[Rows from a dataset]
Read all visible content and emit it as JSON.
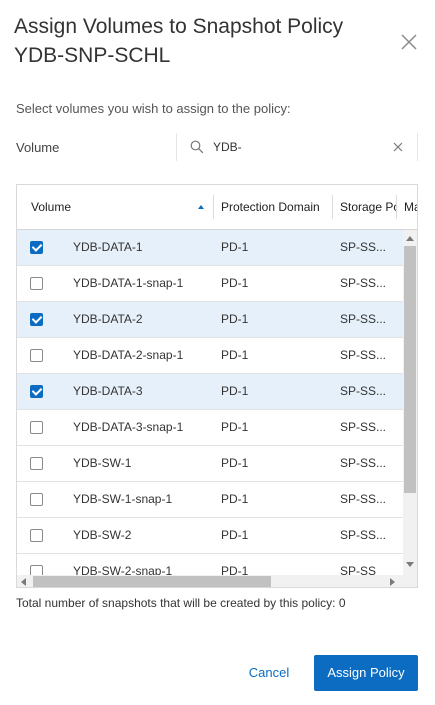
{
  "dialog": {
    "title": "Assign Volumes to Snapshot Policy YDB-SNP-SCHL",
    "subtitle": "Select volumes you wish to assign to the policy:"
  },
  "filter": {
    "label": "Volume",
    "search_value": "YDB-",
    "search_icon": "search-icon",
    "clear_icon": "close-icon"
  },
  "table": {
    "columns": [
      "Volume",
      "Protection Domain",
      "Storage Pool",
      "Ma"
    ],
    "sort": {
      "column": "Volume",
      "direction": "ascending"
    },
    "rows": [
      {
        "volume": "YDB-DATA-1",
        "protection_domain": "PD-1",
        "storage_pool": "SP-SS...",
        "checked": true
      },
      {
        "volume": "YDB-DATA-1-snap-1",
        "protection_domain": "PD-1",
        "storage_pool": "SP-SS...",
        "checked": false
      },
      {
        "volume": "YDB-DATA-2",
        "protection_domain": "PD-1",
        "storage_pool": "SP-SS...",
        "checked": true
      },
      {
        "volume": "YDB-DATA-2-snap-1",
        "protection_domain": "PD-1",
        "storage_pool": "SP-SS...",
        "checked": false
      },
      {
        "volume": "YDB-DATA-3",
        "protection_domain": "PD-1",
        "storage_pool": "SP-SS...",
        "checked": true
      },
      {
        "volume": "YDB-DATA-3-snap-1",
        "protection_domain": "PD-1",
        "storage_pool": "SP-SS...",
        "checked": false
      },
      {
        "volume": "YDB-SW-1",
        "protection_domain": "PD-1",
        "storage_pool": "SP-SS...",
        "checked": false
      },
      {
        "volume": "YDB-SW-1-snap-1",
        "protection_domain": "PD-1",
        "storage_pool": "SP-SS...",
        "checked": false
      },
      {
        "volume": "YDB-SW-2",
        "protection_domain": "PD-1",
        "storage_pool": "SP-SS...",
        "checked": false
      },
      {
        "volume": "YDB-SW-2-snap-1",
        "protection_domain": "PD-1",
        "storage_pool": "SP-SS",
        "checked": false
      }
    ]
  },
  "summary": {
    "text": "Total number of snapshots that will be created by this policy: 0"
  },
  "actions": {
    "cancel_label": "Cancel",
    "assign_label": "Assign Policy"
  },
  "colors": {
    "accent": "#0b6cc1",
    "selected_row": "#e6f0fa"
  }
}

## Exercise objective
Copy out all of the material exactly as written, without its pictures.

## Full response
Read all visible content and emit it as JSON.
{
  "dialog": {
    "title": "Assign Volumes to Snapshot Policy YDB-SNP-SCHL",
    "subtitle": "Select volumes you wish to assign to the policy:"
  },
  "filter": {
    "label": "Volume",
    "search_value": "YDB-",
    "search_icon": "search-icon",
    "clear_icon": "close-icon"
  },
  "table": {
    "columns": [
      "Volume",
      "Protection Domain",
      "Storage Pool",
      "Ma"
    ],
    "sort": {
      "column": "Volume",
      "direction": "ascending"
    },
    "rows": [
      {
        "volume": "YDB-DATA-1",
        "protection_domain": "PD-1",
        "storage_pool": "SP-SS...",
        "checked": true
      },
      {
        "volume": "YDB-DATA-1-snap-1",
        "protection_domain": "PD-1",
        "storage_pool": "SP-SS...",
        "checked": false
      },
      {
        "volume": "YDB-DATA-2",
        "protection_domain": "PD-1",
        "storage_pool": "SP-SS...",
        "checked": true
      },
      {
        "volume": "YDB-DATA-2-snap-1",
        "protection_domain": "PD-1",
        "storage_pool": "SP-SS...",
        "checked": false
      },
      {
        "volume": "YDB-DATA-3",
        "protection_domain": "PD-1",
        "storage_pool": "SP-SS...",
        "checked": true
      },
      {
        "volume": "YDB-DATA-3-snap-1",
        "protection_domain": "PD-1",
        "storage_pool": "SP-SS...",
        "checked": false
      },
      {
        "volume": "YDB-SW-1",
        "protection_domain": "PD-1",
        "storage_pool": "SP-SS...",
        "checked": false
      },
      {
        "volume": "YDB-SW-1-snap-1",
        "protection_domain": "PD-1",
        "storage_pool": "SP-SS...",
        "checked": false
      },
      {
        "volume": "YDB-SW-2",
        "protection_domain": "PD-1",
        "storage_pool": "SP-SS...",
        "checked": false
      },
      {
        "volume": "YDB-SW-2-snap-1",
        "protection_domain": "PD-1",
        "storage_pool": "SP-SS",
        "checked": false
      }
    ]
  },
  "summary": {
    "text": "Total number of snapshots that will be created by this policy: 0"
  },
  "actions": {
    "cancel_label": "Cancel",
    "assign_label": "Assign Policy"
  },
  "colors": {
    "accent": "#0b6cc1",
    "selected_row": "#e6f0fa"
  }
}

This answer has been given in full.